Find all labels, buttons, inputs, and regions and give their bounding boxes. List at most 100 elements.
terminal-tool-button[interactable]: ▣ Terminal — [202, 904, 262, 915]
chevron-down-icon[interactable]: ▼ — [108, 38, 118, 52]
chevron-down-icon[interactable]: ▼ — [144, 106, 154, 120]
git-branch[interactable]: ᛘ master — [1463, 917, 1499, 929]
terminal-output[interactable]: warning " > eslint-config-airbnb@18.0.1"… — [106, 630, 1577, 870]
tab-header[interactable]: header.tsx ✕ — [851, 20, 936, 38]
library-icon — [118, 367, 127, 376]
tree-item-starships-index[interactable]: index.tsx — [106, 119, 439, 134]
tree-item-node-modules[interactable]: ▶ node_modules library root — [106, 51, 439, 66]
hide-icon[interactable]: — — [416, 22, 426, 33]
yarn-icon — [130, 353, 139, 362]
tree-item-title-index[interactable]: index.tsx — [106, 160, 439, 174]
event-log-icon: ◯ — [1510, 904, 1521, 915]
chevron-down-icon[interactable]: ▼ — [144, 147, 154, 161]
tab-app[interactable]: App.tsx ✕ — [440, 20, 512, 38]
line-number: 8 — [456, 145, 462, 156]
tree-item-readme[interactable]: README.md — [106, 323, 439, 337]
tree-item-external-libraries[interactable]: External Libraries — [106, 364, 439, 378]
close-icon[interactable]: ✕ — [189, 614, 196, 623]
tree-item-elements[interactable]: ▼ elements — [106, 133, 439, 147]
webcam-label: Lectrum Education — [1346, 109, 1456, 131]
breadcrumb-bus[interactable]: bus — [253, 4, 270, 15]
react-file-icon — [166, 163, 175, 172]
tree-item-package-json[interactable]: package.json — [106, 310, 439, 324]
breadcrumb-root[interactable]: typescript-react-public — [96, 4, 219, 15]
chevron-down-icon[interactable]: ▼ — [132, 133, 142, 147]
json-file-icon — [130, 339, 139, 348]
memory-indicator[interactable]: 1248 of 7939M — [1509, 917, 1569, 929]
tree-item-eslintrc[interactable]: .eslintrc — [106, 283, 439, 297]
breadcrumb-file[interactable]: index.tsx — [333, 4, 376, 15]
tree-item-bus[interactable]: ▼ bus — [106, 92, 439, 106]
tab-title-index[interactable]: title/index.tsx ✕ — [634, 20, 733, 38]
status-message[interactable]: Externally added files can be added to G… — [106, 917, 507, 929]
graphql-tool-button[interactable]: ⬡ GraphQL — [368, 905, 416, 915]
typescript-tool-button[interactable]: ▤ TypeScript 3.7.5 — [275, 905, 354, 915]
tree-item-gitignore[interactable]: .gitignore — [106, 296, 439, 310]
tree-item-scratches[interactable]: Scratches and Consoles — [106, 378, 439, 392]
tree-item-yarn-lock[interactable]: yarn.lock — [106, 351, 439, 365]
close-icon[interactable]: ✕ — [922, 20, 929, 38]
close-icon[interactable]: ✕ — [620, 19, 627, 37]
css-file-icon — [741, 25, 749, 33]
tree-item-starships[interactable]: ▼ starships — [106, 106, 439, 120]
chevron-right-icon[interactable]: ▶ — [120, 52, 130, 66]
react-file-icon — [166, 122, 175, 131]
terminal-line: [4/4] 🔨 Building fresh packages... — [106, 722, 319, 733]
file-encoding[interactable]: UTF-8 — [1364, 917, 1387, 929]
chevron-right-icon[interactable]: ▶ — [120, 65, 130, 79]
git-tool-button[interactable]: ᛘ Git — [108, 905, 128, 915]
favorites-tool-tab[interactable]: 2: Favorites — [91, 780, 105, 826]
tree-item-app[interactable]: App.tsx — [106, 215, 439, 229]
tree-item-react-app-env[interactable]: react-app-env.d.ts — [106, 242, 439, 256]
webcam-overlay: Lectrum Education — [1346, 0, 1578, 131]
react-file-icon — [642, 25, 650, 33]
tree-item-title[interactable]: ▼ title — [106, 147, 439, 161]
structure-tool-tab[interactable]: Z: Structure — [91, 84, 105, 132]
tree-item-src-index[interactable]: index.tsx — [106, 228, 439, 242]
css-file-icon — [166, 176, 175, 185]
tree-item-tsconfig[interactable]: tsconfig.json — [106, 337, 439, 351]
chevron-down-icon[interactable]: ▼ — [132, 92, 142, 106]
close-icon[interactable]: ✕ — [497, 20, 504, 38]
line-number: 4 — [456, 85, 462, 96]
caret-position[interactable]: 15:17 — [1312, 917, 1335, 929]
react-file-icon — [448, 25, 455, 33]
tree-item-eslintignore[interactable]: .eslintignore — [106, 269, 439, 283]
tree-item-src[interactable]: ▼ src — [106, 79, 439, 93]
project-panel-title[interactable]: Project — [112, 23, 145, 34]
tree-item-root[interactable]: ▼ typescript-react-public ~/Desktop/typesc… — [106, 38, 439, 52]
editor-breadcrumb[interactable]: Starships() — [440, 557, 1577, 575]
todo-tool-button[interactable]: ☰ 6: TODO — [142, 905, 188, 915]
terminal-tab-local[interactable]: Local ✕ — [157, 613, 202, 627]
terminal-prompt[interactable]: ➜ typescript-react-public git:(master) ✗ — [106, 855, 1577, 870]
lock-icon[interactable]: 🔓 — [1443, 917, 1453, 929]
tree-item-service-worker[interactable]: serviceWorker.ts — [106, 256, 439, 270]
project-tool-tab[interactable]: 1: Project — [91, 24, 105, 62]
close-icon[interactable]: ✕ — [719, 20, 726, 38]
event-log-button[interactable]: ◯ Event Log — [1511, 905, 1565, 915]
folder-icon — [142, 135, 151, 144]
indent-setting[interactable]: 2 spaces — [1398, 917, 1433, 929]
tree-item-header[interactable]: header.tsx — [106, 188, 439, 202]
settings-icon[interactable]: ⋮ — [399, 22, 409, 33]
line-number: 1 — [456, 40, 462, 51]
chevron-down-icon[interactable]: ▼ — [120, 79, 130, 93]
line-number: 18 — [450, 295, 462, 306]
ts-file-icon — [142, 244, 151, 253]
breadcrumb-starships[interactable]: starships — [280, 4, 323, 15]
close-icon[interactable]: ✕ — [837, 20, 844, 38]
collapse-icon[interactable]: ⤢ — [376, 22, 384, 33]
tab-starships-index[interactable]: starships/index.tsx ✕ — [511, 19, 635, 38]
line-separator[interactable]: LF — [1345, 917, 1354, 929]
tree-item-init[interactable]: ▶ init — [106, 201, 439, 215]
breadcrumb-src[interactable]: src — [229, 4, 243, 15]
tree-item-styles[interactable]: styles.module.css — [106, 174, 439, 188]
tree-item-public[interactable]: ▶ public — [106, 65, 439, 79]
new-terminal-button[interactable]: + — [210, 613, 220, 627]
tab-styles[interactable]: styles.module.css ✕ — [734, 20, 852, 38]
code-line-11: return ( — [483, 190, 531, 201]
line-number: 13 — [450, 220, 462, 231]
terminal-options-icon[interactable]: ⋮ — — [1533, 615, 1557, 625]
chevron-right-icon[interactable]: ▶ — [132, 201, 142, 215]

· · · ·

[YOUR GOAL] Substitute "path-segment" for every "breadcrumb" in the lines above, and reproduce all the lines with nothing else changed.

[CORRECT ANSWER]
Find all labels, buttons, inputs, and regions and give their bounding boxes. List at most 100 elements.
terminal-tool-button[interactable]: ▣ Terminal — [202, 904, 262, 915]
chevron-down-icon[interactable]: ▼ — [108, 38, 118, 52]
chevron-down-icon[interactable]: ▼ — [144, 106, 154, 120]
git-branch[interactable]: ᛘ master — [1463, 917, 1499, 929]
terminal-output[interactable]: warning " > eslint-config-airbnb@18.0.1"… — [106, 630, 1577, 870]
tab-header[interactable]: header.tsx ✕ — [851, 20, 936, 38]
library-icon — [118, 367, 127, 376]
tree-item-starships-index[interactable]: index.tsx — [106, 119, 439, 134]
tree-item-node-modules[interactable]: ▶ node_modules library root — [106, 51, 439, 66]
hide-icon[interactable]: — — [416, 22, 426, 33]
yarn-icon — [130, 353, 139, 362]
tree-item-title-index[interactable]: index.tsx — [106, 160, 439, 174]
event-log-icon: ◯ — [1510, 904, 1521, 915]
chevron-down-icon[interactable]: ▼ — [144, 147, 154, 161]
tab-app[interactable]: App.tsx ✕ — [440, 20, 512, 38]
line-number: 8 — [456, 145, 462, 156]
tree-item-readme[interactable]: README.md — [106, 323, 439, 337]
tree-item-external-libraries[interactable]: External Libraries — [106, 364, 439, 378]
close-icon[interactable]: ✕ — [189, 614, 196, 623]
tree-item-elements[interactable]: ▼ elements — [106, 133, 439, 147]
webcam-label: Lectrum Education — [1346, 109, 1456, 131]
path-segment-bus[interactable]: bus — [253, 4, 270, 15]
react-file-icon — [166, 163, 175, 172]
tree-item-package-json[interactable]: package.json — [106, 310, 439, 324]
path-segment-root[interactable]: typescript-react-public — [96, 4, 219, 15]
chevron-down-icon[interactable]: ▼ — [132, 133, 142, 147]
json-file-icon — [130, 339, 139, 348]
memory-indicator[interactable]: 1248 of 7939M — [1509, 917, 1569, 929]
tree-item-eslintrc[interactable]: .eslintrc — [106, 283, 439, 297]
path-segment-file[interactable]: index.tsx — [333, 4, 376, 15]
tree-item-bus[interactable]: ▼ bus — [106, 92, 439, 106]
tab-title-index[interactable]: title/index.tsx ✕ — [634, 20, 733, 38]
status-message[interactable]: Externally added files can be added to G… — [106, 917, 507, 929]
graphql-tool-button[interactable]: ⬡ GraphQL — [368, 905, 416, 915]
typescript-tool-button[interactable]: ▤ TypeScript 3.7.5 — [275, 905, 354, 915]
tree-item-gitignore[interactable]: .gitignore — [106, 296, 439, 310]
tree-item-scratches[interactable]: Scratches and Consoles — [106, 378, 439, 392]
tree-item-yarn-lock[interactable]: yarn.lock — [106, 351, 439, 365]
close-icon[interactable]: ✕ — [922, 20, 929, 38]
close-icon[interactable]: ✕ — [620, 19, 627, 37]
css-file-icon — [741, 25, 749, 33]
tree-item-starships[interactable]: ▼ starships — [106, 106, 439, 120]
chevron-right-icon[interactable]: ▶ — [120, 52, 130, 66]
react-file-icon — [166, 122, 175, 131]
terminal-line: [4/4] 🔨 Building fresh packages... — [106, 722, 319, 733]
file-encoding[interactable]: UTF-8 — [1364, 917, 1387, 929]
chevron-right-icon[interactable]: ▶ — [120, 65, 130, 79]
git-tool-button[interactable]: ᛘ Git — [108, 905, 128, 915]
favorites-tool-tab[interactable]: 2: Favorites — [91, 780, 105, 826]
tree-item-app[interactable]: App.tsx — [106, 215, 439, 229]
tree-item-react-app-env[interactable]: react-app-env.d.ts — [106, 242, 439, 256]
webcam-overlay: Lectrum Education — [1346, 0, 1578, 131]
react-file-icon — [642, 25, 650, 33]
tree-item-title[interactable]: ▼ title — [106, 147, 439, 161]
structure-tool-tab[interactable]: Z: Structure — [91, 84, 105, 132]
tree-item-src-index[interactable]: index.tsx — [106, 228, 439, 242]
css-file-icon — [166, 176, 175, 185]
tree-item-tsconfig[interactable]: tsconfig.json — [106, 337, 439, 351]
chevron-down-icon[interactable]: ▼ — [132, 92, 142, 106]
close-icon[interactable]: ✕ — [497, 20, 504, 38]
line-number: 4 — [456, 85, 462, 96]
caret-position[interactable]: 15:17 — [1312, 917, 1335, 929]
react-file-icon — [448, 25, 455, 33]
tree-item-eslintignore[interactable]: .eslintignore — [106, 269, 439, 283]
tree-item-src[interactable]: ▼ src — [106, 79, 439, 93]
project-panel-title[interactable]: Project — [112, 23, 145, 34]
tree-item-root[interactable]: ▼ typescript-react-public ~/Desktop/typesc… — [106, 38, 439, 52]
editor-path-segment[interactable]: Starships() — [440, 557, 1577, 575]
todo-tool-button[interactable]: ☰ 6: TODO — [142, 905, 188, 915]
terminal-tab-local[interactable]: Local ✕ — [157, 613, 202, 627]
terminal-prompt[interactable]: ➜ typescript-react-public git:(master) ✗ — [106, 855, 1577, 870]
lock-icon[interactable]: 🔓 — [1443, 917, 1453, 929]
tree-item-service-worker[interactable]: serviceWorker.ts — [106, 256, 439, 270]
project-tool-tab[interactable]: 1: Project — [91, 24, 105, 62]
close-icon[interactable]: ✕ — [719, 20, 726, 38]
event-log-button[interactable]: ◯ Event Log — [1511, 905, 1565, 915]
folder-icon — [142, 135, 151, 144]
indent-setting[interactable]: 2 spaces — [1398, 917, 1433, 929]
tree-item-header[interactable]: header.tsx — [106, 188, 439, 202]
settings-icon[interactable]: ⋮ — [399, 22, 409, 33]
line-number: 1 — [456, 40, 462, 51]
chevron-down-icon[interactable]: ▼ — [120, 79, 130, 93]
line-number: 18 — [450, 295, 462, 306]
ts-file-icon — [142, 244, 151, 253]
path-segment-starships[interactable]: starships — [280, 4, 323, 15]
close-icon[interactable]: ✕ — [837, 20, 844, 38]
collapse-icon[interactable]: ⤢ — [376, 22, 384, 33]
tab-starships-index[interactable]: starships/index.tsx ✕ — [511, 19, 635, 38]
line-separator[interactable]: LF — [1345, 917, 1354, 929]
tree-item-init[interactable]: ▶ init — [106, 201, 439, 215]
path-segment-src[interactable]: src — [229, 4, 243, 15]
tree-item-styles[interactable]: styles.module.css — [106, 174, 439, 188]
tree-item-public[interactable]: ▶ public — [106, 65, 439, 79]
new-terminal-button[interactable]: + — [210, 613, 220, 627]
tab-styles[interactable]: styles.module.css ✕ — [734, 20, 852, 38]
code-line-11: return ( — [483, 190, 531, 201]
line-number: 13 — [450, 220, 462, 231]
terminal-options-icon[interactable]: ⋮ — — [1533, 615, 1557, 625]
chevron-right-icon[interactable]: ▶ — [132, 201, 142, 215]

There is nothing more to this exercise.